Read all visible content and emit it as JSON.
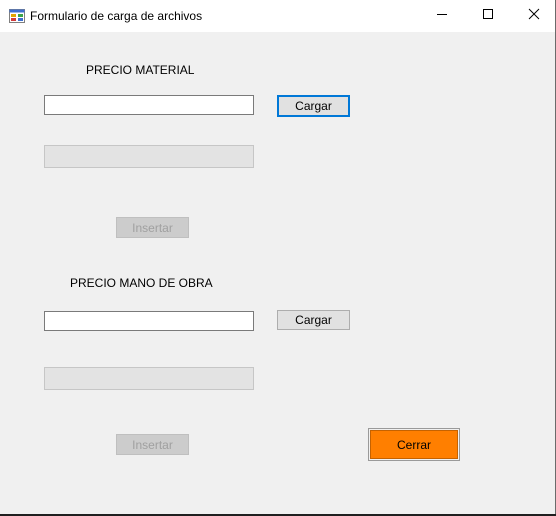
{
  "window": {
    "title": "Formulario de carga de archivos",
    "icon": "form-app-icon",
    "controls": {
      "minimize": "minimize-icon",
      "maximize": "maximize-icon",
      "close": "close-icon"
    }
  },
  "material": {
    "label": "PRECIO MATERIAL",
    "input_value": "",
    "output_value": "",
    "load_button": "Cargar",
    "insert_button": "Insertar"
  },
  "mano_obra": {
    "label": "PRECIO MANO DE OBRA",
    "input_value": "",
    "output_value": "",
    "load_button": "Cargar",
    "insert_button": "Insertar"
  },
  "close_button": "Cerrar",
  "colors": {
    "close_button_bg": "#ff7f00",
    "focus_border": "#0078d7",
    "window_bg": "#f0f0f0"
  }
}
* * * * * * * * *
Retype the listing exactly. Pictures do not belong in the copy.

Answer to this exercise:
Read all visible content and emit it as JSON.
{
  "window": {
    "title": "Formulario de carga de archivos",
    "icon": "form-app-icon",
    "controls": {
      "minimize": "minimize-icon",
      "maximize": "maximize-icon",
      "close": "close-icon"
    }
  },
  "material": {
    "label": "PRECIO MATERIAL",
    "input_value": "",
    "output_value": "",
    "load_button": "Cargar",
    "insert_button": "Insertar"
  },
  "mano_obra": {
    "label": "PRECIO MANO DE OBRA",
    "input_value": "",
    "output_value": "",
    "load_button": "Cargar",
    "insert_button": "Insertar"
  },
  "close_button": "Cerrar",
  "colors": {
    "close_button_bg": "#ff7f00",
    "focus_border": "#0078d7",
    "window_bg": "#f0f0f0"
  }
}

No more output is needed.